━━━━━ MATERIAL
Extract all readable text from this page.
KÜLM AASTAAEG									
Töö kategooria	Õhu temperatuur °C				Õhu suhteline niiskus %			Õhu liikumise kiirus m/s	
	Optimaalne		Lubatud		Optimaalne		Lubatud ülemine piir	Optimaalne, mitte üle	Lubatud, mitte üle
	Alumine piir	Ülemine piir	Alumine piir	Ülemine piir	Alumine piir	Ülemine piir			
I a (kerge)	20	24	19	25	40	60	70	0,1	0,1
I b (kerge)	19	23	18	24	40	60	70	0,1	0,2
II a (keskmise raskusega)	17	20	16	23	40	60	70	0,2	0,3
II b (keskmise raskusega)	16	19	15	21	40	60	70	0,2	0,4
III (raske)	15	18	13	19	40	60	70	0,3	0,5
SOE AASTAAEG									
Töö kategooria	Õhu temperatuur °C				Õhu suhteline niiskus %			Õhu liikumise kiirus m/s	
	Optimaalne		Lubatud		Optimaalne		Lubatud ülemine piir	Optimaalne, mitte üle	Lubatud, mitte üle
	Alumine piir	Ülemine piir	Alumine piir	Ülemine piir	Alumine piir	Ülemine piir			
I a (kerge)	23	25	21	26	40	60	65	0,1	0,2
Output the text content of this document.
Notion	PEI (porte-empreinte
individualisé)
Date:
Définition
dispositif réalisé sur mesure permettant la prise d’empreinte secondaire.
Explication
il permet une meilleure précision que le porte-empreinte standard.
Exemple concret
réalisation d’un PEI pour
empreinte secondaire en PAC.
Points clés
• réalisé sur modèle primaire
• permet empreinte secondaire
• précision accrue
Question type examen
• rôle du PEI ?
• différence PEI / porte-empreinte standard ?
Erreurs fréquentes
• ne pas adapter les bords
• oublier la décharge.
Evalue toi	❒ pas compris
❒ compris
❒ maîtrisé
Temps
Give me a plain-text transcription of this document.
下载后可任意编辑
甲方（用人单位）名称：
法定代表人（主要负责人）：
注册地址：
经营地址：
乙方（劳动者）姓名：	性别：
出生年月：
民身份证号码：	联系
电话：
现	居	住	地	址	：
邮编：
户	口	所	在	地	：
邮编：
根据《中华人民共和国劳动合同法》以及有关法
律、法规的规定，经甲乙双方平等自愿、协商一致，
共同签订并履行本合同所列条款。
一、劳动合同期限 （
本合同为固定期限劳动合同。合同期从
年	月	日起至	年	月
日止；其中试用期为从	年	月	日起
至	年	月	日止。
━━━━━━━━━━
EXERCISE TASK.
Write out again, unchanged, every line from the line containing "Give me a plain-text" to the final line of the material above.

FULL SOLUTION.
Give me a plain-text transcription of this document.
下载后可任意编辑
甲方（用人单位）名称：
法定代表人（主要负责人）：
注册地址：
经营地址：
乙方（劳动者）姓名：	性别：
出生年月：
民身份证号码：	联系
电话：
现	居	住	地	址	：
邮编：
户	口	所	在	地	：
邮编：
根据《中华人民共和国劳动合同法》以及有关法
律、法规的规定，经甲乙双方平等自愿、协商一致，
共同签订并履行本合同所列条款。
一、劳动合同期限 （
本合同为固定期限劳动合同。合同期从
年	月	日起至	年	月
日止；其中试用期为从	年	月	日起
至	年	月	日止。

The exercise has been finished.